* **WORK TO DO**
Your task is to reproduce the entries below word for word.
#### RECORDS FOR THE TASK
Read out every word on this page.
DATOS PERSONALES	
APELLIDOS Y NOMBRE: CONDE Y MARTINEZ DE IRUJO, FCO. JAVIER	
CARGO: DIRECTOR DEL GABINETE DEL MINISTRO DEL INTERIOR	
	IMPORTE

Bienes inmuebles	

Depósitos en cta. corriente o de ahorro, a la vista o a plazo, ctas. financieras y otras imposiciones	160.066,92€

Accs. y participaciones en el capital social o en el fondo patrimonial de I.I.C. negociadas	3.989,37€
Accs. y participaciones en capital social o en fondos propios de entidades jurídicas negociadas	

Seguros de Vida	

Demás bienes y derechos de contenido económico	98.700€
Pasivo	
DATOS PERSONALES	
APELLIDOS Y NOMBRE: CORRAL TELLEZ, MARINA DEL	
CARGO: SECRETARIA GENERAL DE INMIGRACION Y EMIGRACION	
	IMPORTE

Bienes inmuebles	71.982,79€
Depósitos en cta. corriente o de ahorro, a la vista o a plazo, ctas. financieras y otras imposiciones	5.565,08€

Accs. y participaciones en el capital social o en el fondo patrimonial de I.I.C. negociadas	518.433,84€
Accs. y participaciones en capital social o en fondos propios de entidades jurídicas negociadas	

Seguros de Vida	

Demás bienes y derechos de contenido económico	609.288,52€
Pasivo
########
* **RESULT FOR THIS EXERCISE**
Read out every word on this page.
DATOS PERSONALES	
APELLIDOS Y NOMBRE: CONDE Y MARTINEZ DE IRUJO, FCO. JAVIER	
CARGO: DIRECTOR DEL GABINETE DEL MINISTRO DEL INTERIOR	
	IMPORTE

Bienes inmuebles	

Depósitos en cta. corriente o de ahorro, a la vista o a plazo, ctas. financieras y otras imposiciones	160.066,92€

Accs. y participaciones en el capital social o en el fondo patrimonial de I.I.C. negociadas	3.989,37€
Accs. y participaciones en capital social o en fondos propios de entidades jurídicas negociadas	

Seguros de Vida	

Demás bienes y derechos de contenido económico	98.700€
Pasivo	
DATOS PERSONALES	
APELLIDOS Y NOMBRE: CORRAL TELLEZ, MARINA DEL	
CARGO: SECRETARIA GENERAL DE INMIGRACION Y EMIGRACION	
	IMPORTE

Bienes inmuebles	71.982,79€
Depósitos en cta. corriente o de ahorro, a la vista o a plazo, ctas. financieras y otras imposiciones	5.565,08€

Accs. y participaciones en el capital social o en el fondo patrimonial de I.I.C. negociadas	518.433,84€
Accs. y participaciones en capital social o en fondos propios de entidades jurídicas negociadas	

Seguros de Vida	

Demás bienes y derechos de contenido económico	609.288,52€
Pasivo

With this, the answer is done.